### REQUIREMENTS
Every line below that contains "Total" is to be copied.

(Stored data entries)
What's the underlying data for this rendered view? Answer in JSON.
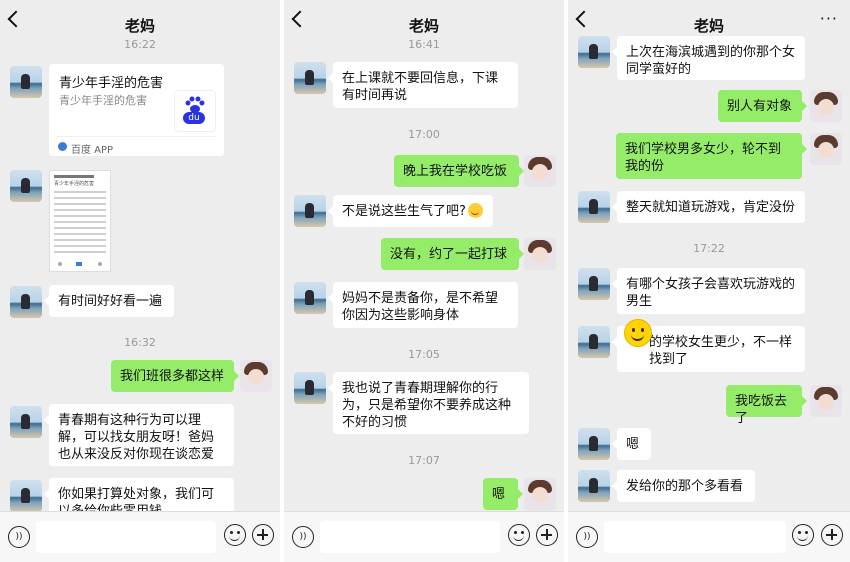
{
  "panels": [
    {
      "title": "老妈",
      "ts": [
        "16:22",
        "16:32"
      ],
      "card": {
        "title": "青少年手淫的危害",
        "subtitle": "青少年手淫的危害",
        "source": "百度 APP",
        "logo_text": "du"
      },
      "image_caption": "青少年手淫的危害",
      "msgs": [
        "有时间好好看一遍",
        "我们班很多都这样",
        "青春期有这种行为可以理解，可以找女朋友呀！爸妈也从来没反对你现在谈恋爱",
        "你如果打算处对象，我们可以多给你些零用钱"
      ]
    },
    {
      "title": "老妈",
      "ts": [
        "16:41",
        "17:00",
        "17:05",
        "17:07"
      ],
      "msgs": [
        "在上课就不要回信息，下课有时间再说",
        "晚上我在学校吃饭",
        "不是说这些生气了吧?",
        "没有，约了一起打球",
        "妈妈不是责备你，是不希望你因为这些影响身体",
        "我也说了青春期理解你的行为，只是希望你不要养成这种不好的习惯",
        "嗯"
      ]
    },
    {
      "title": "老妈",
      "more": "···",
      "ts": [
        "17:22"
      ],
      "msgs": [
        "上次在海滨城遇到的你那个女同学蛮好的",
        "别人有对象",
        "我们学校男多女少，轮不到我的份",
        "整天就知道玩游戏，肯定没份",
        "有哪个女孩子会喜欢玩游戏的男生",
        "的学校女生更少，不一样找到了",
        "我吃饭去了",
        "嗯",
        "发给你的那个多看看"
      ]
    }
  ],
  "colors": {
    "bg": "#ededed",
    "sent": "#95ec69",
    "recv": "#ffffff"
  },
  "icons": [
    "back-icon",
    "voice-icon",
    "emoji-icon",
    "plus-icon",
    "more-icon"
  ]
}
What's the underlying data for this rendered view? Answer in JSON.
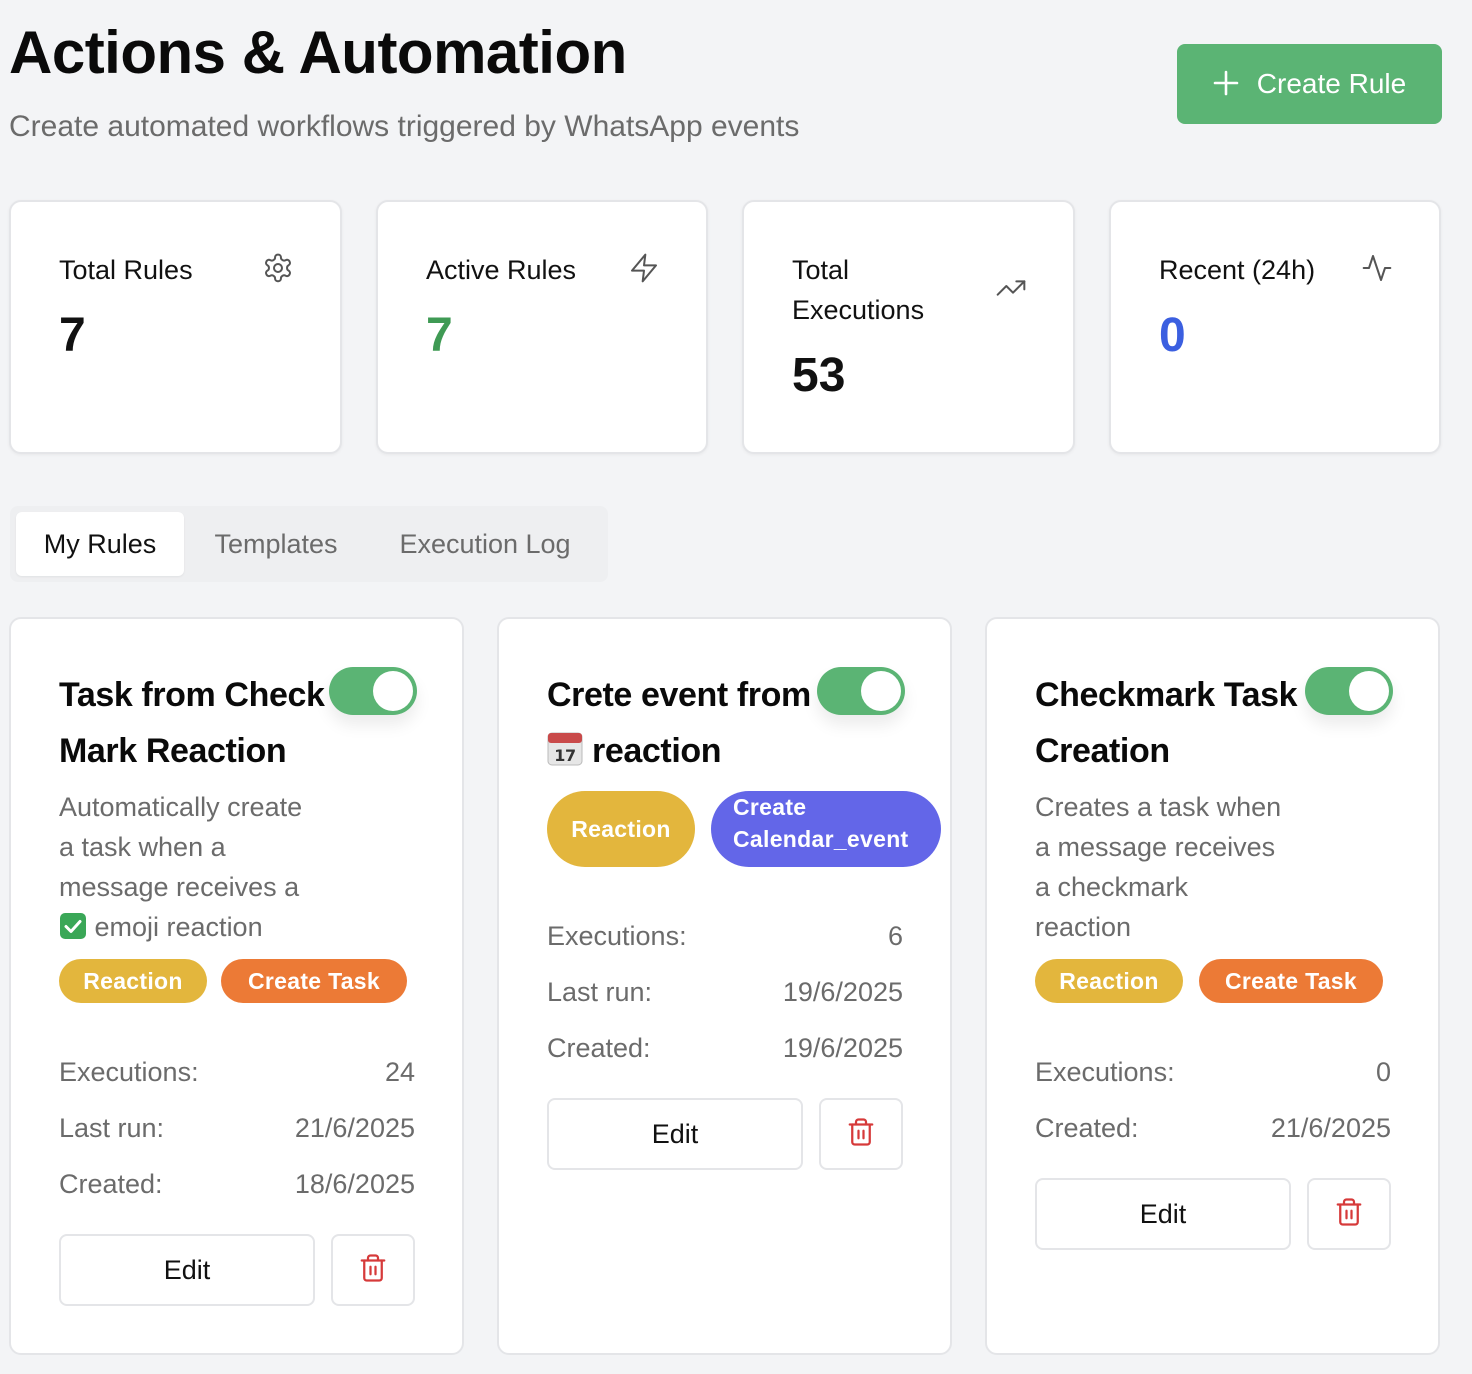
{
  "header": {
    "title": "Actions & Automation",
    "subtitle": "Create automated workflows triggered by WhatsApp events",
    "create_rule_label": "Create Rule"
  },
  "colors": {
    "accent_green": "#5bb474",
    "stat_green": "#3f9a54",
    "stat_blue": "#3b5fe0",
    "reaction_badge": "#e3b63d",
    "task_badge": "#ec7a36",
    "calendar_badge": "#6366e8",
    "delete_red": "#d63a3a"
  },
  "stats": [
    {
      "label": "Total Rules",
      "value": "7",
      "icon": "gear-icon"
    },
    {
      "label": "Active Rules",
      "value": "7",
      "icon": "lightning-icon"
    },
    {
      "label": "Total Executions",
      "value": "53",
      "icon": "trending-up-icon"
    },
    {
      "label": "Recent (24h)",
      "value": "0",
      "icon": "activity-icon"
    }
  ],
  "tabs": [
    {
      "label": "My Rules",
      "active": true
    },
    {
      "label": "Templates",
      "active": false
    },
    {
      "label": "Execution Log",
      "active": false
    }
  ],
  "rules": [
    {
      "title_line1": "Task from Check",
      "title_line2": "Mark Reaction",
      "enabled": true,
      "description_lines": [
        "Automatically create",
        "a task when a",
        "message receives a",
        "emoji reaction"
      ],
      "description_emoji": "check-mark-emoji",
      "badges": [
        "Reaction",
        "Create Task"
      ],
      "executions_label": "Executions:",
      "executions": "24",
      "last_run_label": "Last run:",
      "last_run": "21/6/2025",
      "created_label": "Created:",
      "created": "18/6/2025",
      "edit_label": "Edit"
    },
    {
      "title_line1": "Crete event from",
      "title_line2": "reaction",
      "title_emoji": "calendar-emoji",
      "enabled": true,
      "badges": [
        "Reaction",
        "Create",
        "Calendar_event"
      ],
      "executions_label": "Executions:",
      "executions": "6",
      "last_run_label": "Last run:",
      "last_run": "19/6/2025",
      "created_label": "Created:",
      "created": "19/6/2025",
      "edit_label": "Edit"
    },
    {
      "title_line1": "Checkmark Task",
      "title_line2": "Creation",
      "enabled": true,
      "description_lines": [
        "Creates a task when",
        "a message receives",
        "a checkmark",
        "reaction"
      ],
      "badges": [
        "Reaction",
        "Create Task"
      ],
      "executions_label": "Executions:",
      "executions": "0",
      "created_label": "Created:",
      "created": "21/6/2025",
      "edit_label": "Edit"
    }
  ]
}
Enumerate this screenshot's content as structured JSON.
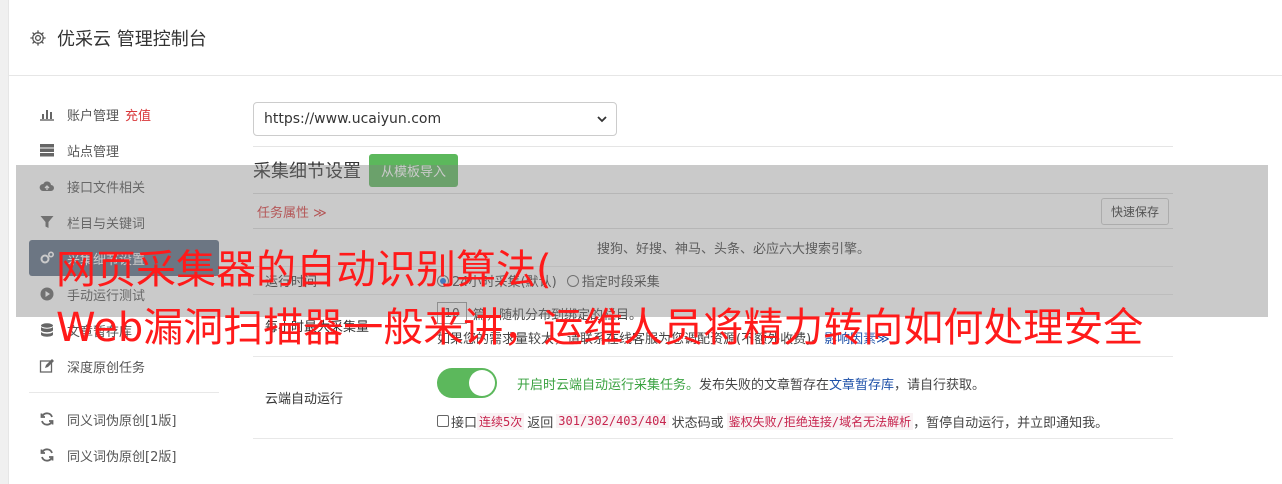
{
  "header": {
    "title": "优采云 管理控制台"
  },
  "sidebar": {
    "items": [
      {
        "label": "账户管理",
        "badge": "充值",
        "icon": "bar-chart-icon"
      },
      {
        "label": "站点管理",
        "icon": "server-icon"
      },
      {
        "label": "接口文件相关",
        "icon": "cloud-upload-icon"
      },
      {
        "label": "栏目与关键词",
        "icon": "filter-icon"
      },
      {
        "label": "采集细节设置",
        "icon": "gears-icon"
      },
      {
        "label": "手动运行测试",
        "icon": "play-circle-icon"
      },
      {
        "label": "文章暂存库",
        "icon": "database-icon"
      },
      {
        "label": "深度原创任务",
        "icon": "edit-icon"
      },
      {
        "label": "同义词伪原创[1版]",
        "icon": "refresh-icon"
      },
      {
        "label": "同义词伪原创[2版]",
        "icon": "refresh-icon"
      }
    ]
  },
  "main": {
    "site_select": "https://www.ucaiyun.com",
    "section_title": "采集细节设置",
    "import_button": "从模板导入",
    "task_attr": "任务属性 ≫",
    "quick_save": "快速保存",
    "engines_line": "搜狗、好搜、神马、头条、必应六大搜索引擎。",
    "run_time_label": "运行时间",
    "run_opt1": "24小时采集(默认)",
    "run_opt2": "指定时段采集",
    "max_label": "每小时最大采集量",
    "max_value": "10",
    "max_desc": "篇，随机分布到绑定的栏目。",
    "max_tip": "如果您的需求量较大，请联系在线客服为您调配资源(不额外收费)。",
    "max_link": "影响因素≫",
    "cloud_label": "云端自动运行",
    "cloud_text1": "开启时云端自动运行采集任务。",
    "cloud_text2": "发布失败的文章暂存在",
    "cloud_link": "文章暂存库",
    "cloud_text3": "，请自行获取。",
    "api_cb": "接口",
    "api_fail": "连续5次",
    "api_return": "返回",
    "api_codes": "301/302/403/404",
    "api_or": "状态码或",
    "api_errors": "鉴权失败/拒绝连接/域名无法解析",
    "api_end": "，暂停自动运行，并立即通知我。"
  },
  "overlay": {
    "line1": "网页采集器的自动识别算法(",
    "line2": "Web漏洞扫描器一般来讲，运维人员将精力转向如何处理安全"
  }
}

### WRITTEN RESPONSE
      "label": "Total Rules",
      "label": "Total Executions",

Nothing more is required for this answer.